### MATERIAL FOR THE TASK
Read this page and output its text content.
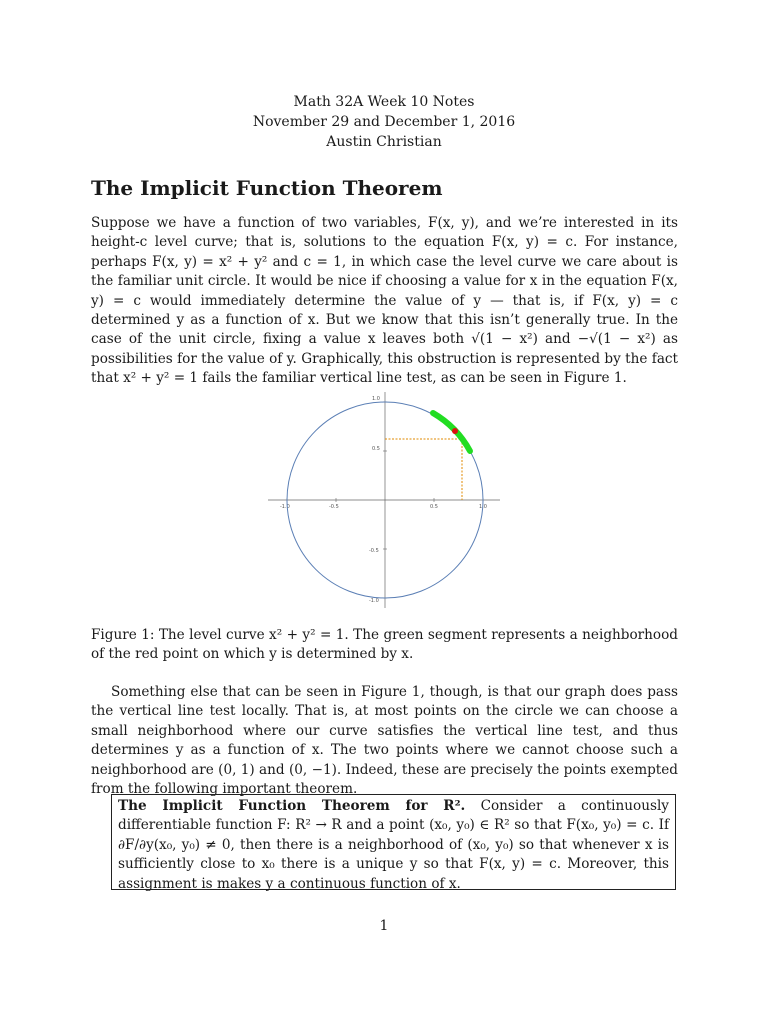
Math 32A Week 10 Notes
November 29 and December 1, 2016
Austin Christian
The Implicit Function Theorem

Suppose we have a function of two variables, F(x, y), and we’re interested in its height-c level curve; that is, solutions to the equation F(x, y) = c. For instance, perhaps F(x, y) = x² + y² and c = 1, in which case the level curve we care about is the familiar unit circle. It would be nice if choosing a value for x in the equation F(x, y) = c would immediately determine the value of y — that is, if F(x, y) = c determined y as a function of x. But we know that this isn’t generally true. In the case of the unit circle, fixing a value x leaves both √(1 − x²) and −√(1 − x²) as possibilities for the value of y. Graphically, this obstruction is represented by the fact that x² + y² = 1 fails the familiar vertical line test, as can be seen in Figure 1.

-1.0	-0.5	0.5	1.0
1.0
0.5
-0.5
-1.0

Figure 1: The level curve x² + y² = 1. The green segment represents a neighborhood of the red point on which y is determined by x.

Something else that can be seen in Figure 1, though, is that our graph does pass the vertical line test locally. That is, at most points on the circle we can choose a small neighborhood where our curve satisfies the vertical line test, and thus determines y as a function of x. The two points where we cannot choose such a neighborhood are (0, 1) and (0, −1). Indeed, these are precisely the points exempted from the following important theorem.

The Implicit Function Theorem for R². Consider a continuously differentiable function F: R² → R and a point (x₀, y₀) ∈ R² so that F(x₀, y₀) = c. If ∂F/∂y(x₀, y₀) ≠ 0, then there is a neighborhood of (x₀, y₀) so that whenever x is sufficiently close to x₀ there is a unique y so that F(x, y) = c. Moreover, this assignment is makes y a continuous function of x.

1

### THE EXERCISE
Retype all the records shown above, character for character. Omit every picture.

### REPLY
Read this page and output its text content.
Math 32A Week 10 Notes
November 29 and December 1, 2016
Austin Christian
The Implicit Function Theorem

Suppose we have a function of two variables, F(x, y), and we’re interested in its height-c level curve; that is, solutions to the equation F(x, y) = c. For instance, perhaps F(x, y) = x² + y² and c = 1, in which case the level curve we care about is the familiar unit circle. It would be nice if choosing a value for x in the equation F(x, y) = c would immediately determine the value of y — that is, if F(x, y) = c determined y as a function of x. But we know that this isn’t generally true. In the case of the unit circle, fixing a value x leaves both √(1 − x²) and −√(1 − x²) as possibilities for the value of y. Graphically, this obstruction is represented by the fact that x² + y² = 1 fails the familiar vertical line test, as can be seen in Figure 1.

-1.0	-0.5	0.5	1.0
1.0
0.5
-0.5
-1.0

Figure 1: The level curve x² + y² = 1. The green segment represents a neighborhood of the red point on which y is determined by x.

Something else that can be seen in Figure 1, though, is that our graph does pass the vertical line test locally. That is, at most points on the circle we can choose a small neighborhood where our curve satisfies the vertical line test, and thus determines y as a function of x. The two points where we cannot choose such a neighborhood are (0, 1) and (0, −1). Indeed, these are precisely the points exempted from the following important theorem.

The Implicit Function Theorem for R². Consider a continuously differentiable function F: R² → R and a point (x₀, y₀) ∈ R² so that F(x₀, y₀) = c. If ∂F/∂y(x₀, y₀) ≠ 0, then there is a neighborhood of (x₀, y₀) so that whenever x is sufficiently close to x₀ there is a unique y so that F(x, y) = c. Moreover, this assignment is makes y a continuous function of x.

1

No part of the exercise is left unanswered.